Work to complete - Copy out the listing that follows, exactly, without its pictures.

Material for this task -
--- start ---

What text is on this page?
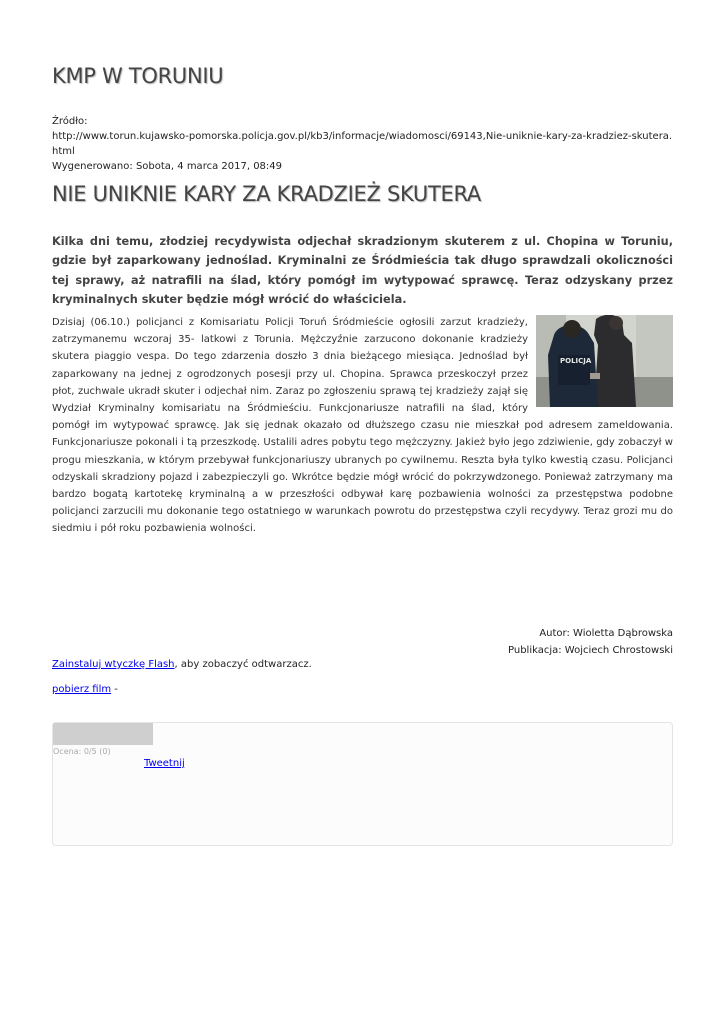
KMP W TORUNIU
Źródło:
http://www.torun.kujawsko-pomorska.policja.gov.pl/kb3/informacje/wiadomosci/69143,Nie-uniknie-kary-za-kradziez-skutera.html
Wygenerowano: Sobota, 4 marca 2017, 08:49
NIE UNIKNIE KARY ZA KRADZIEŻ SKUTERA

Kilka dni temu, złodziej recydywista odjechał skradzionym skuterem z ul. Chopina w Toruniu, gdzie był zaparkowany jednoślad. Kryminalni ze Śródmieścia tak długo sprawdzali okoliczności tej sprawy, aż natrafili na ślad, który pomógł im wytypować sprawcę. Teraz odzyskany przez kryminalnych skuter będzie mógł wrócić do właściciela.

POLICJA

Dzisiaj (06.10.) policjanci z Komisariatu Policji Toruń Śródmieście ogłosili zarzut kradzieży, zatrzymanemu wczoraj 35- latkowi z Torunia. Mężczyźnie zarzucono dokonanie kradzieży skutera piaggio vespa. Do tego zdarzenia doszło 3 dnia bieżącego miesiąca. Jednoślad był zaparkowany na jednej z ogrodzonych posesji przy ul. Chopina. Sprawca przeskoczył przez płot, zuchwale ukradł skuter i odjechał nim. Zaraz po zgłoszeniu sprawą tej kradzieży zajął się Wydział Kryminalny komisariatu na Śródmieściu. Funkcjonariusze natrafili na ślad, który pomógł im wytypować sprawcę. Jak się jednak okazało od dłuższego czasu nie mieszkał pod adresem zameldowania. Funkcjonariusze pokonali i tą przeszkodę. Ustalili adres pobytu tego mężczyzny. Jakież było jego zdziwienie, gdy zobaczył w progu mieszkania, w którym przebywał funkcjonariuszy ubranych po cywilnemu. Reszta była tylko kwestią czasu. Policjanci odzyskali skradziony pojazd i zabezpieczyli go. Wkrótce będzie mógł wrócić do pokrzywdzonego. Ponieważ zatrzymany ma bardzo bogatą kartotekę kryminalną a w przeszłości odbywał karę pozbawienia wolności za przestępstwa podobne policjanci zarzucili mu dokonanie tego ostatniego w warunkach powrotu do przestępstwa czyli recydywy. Teraz grozi mu do siedmiu i pół roku pozbawienia wolności.

Autor: Wioletta Dąbrowska
Publikacja: Wojciech Chrostowski
Zainstaluj wtyczkę Flash, aby zobaczyć odtwarzacz.
pobierz film -
Ocena: 0/5 (0)
Tweetnij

--- end ---

Output of the task -
What text is on this page?
KMP W TORUNIU
Źródło:
http://www.torun.kujawsko-pomorska.policja.gov.pl/kb3/informacje/wiadomosci/69143,Nie-uniknie-kary-za-kradziez-skutera.html
Wygenerowano: Sobota, 4 marca 2017, 08:49
NIE UNIKNIE KARY ZA KRADZIEŻ SKUTERA

Kilka dni temu, złodziej recydywista odjechał skradzionym skuterem z ul. Chopina w Toruniu, gdzie był zaparkowany jednoślad. Kryminalni ze Śródmieścia tak długo sprawdzali okoliczności tej sprawy, aż natrafili na ślad, który pomógł im wytypować sprawcę. Teraz odzyskany przez kryminalnych skuter będzie mógł wrócić do właściciela.

POLICJA

Dzisiaj (06.10.) policjanci z Komisariatu Policji Toruń Śródmieście ogłosili zarzut kradzieży, zatrzymanemu wczoraj 35- latkowi z Torunia. Mężczyźnie zarzucono dokonanie kradzieży skutera piaggio vespa. Do tego zdarzenia doszło 3 dnia bieżącego miesiąca. Jednoślad był zaparkowany na jednej z ogrodzonych posesji przy ul. Chopina. Sprawca przeskoczył przez płot, zuchwale ukradł skuter i odjechał nim. Zaraz po zgłoszeniu sprawą tej kradzieży zajął się Wydział Kryminalny komisariatu na Śródmieściu. Funkcjonariusze natrafili na ślad, który pomógł im wytypować sprawcę. Jak się jednak okazało od dłuższego czasu nie mieszkał pod adresem zameldowania. Funkcjonariusze pokonali i tą przeszkodę. Ustalili adres pobytu tego mężczyzny. Jakież było jego zdziwienie, gdy zobaczył w progu mieszkania, w którym przebywał funkcjonariuszy ubranych po cywilnemu. Reszta była tylko kwestią czasu. Policjanci odzyskali skradziony pojazd i zabezpieczyli go. Wkrótce będzie mógł wrócić do pokrzywdzonego. Ponieważ zatrzymany ma bardzo bogatą kartotekę kryminalną a w przeszłości odbywał karę pozbawienia wolności za przestępstwa podobne policjanci zarzucili mu dokonanie tego ostatniego w warunkach powrotu do przestępstwa czyli recydywy. Teraz grozi mu do siedmiu i pół roku pozbawienia wolności.

Autor: Wioletta Dąbrowska
Publikacja: Wojciech Chrostowski
Zainstaluj wtyczkę Flash, aby zobaczyć odtwarzacz.
pobierz film -
Ocena: 0/5 (0)
Tweetnij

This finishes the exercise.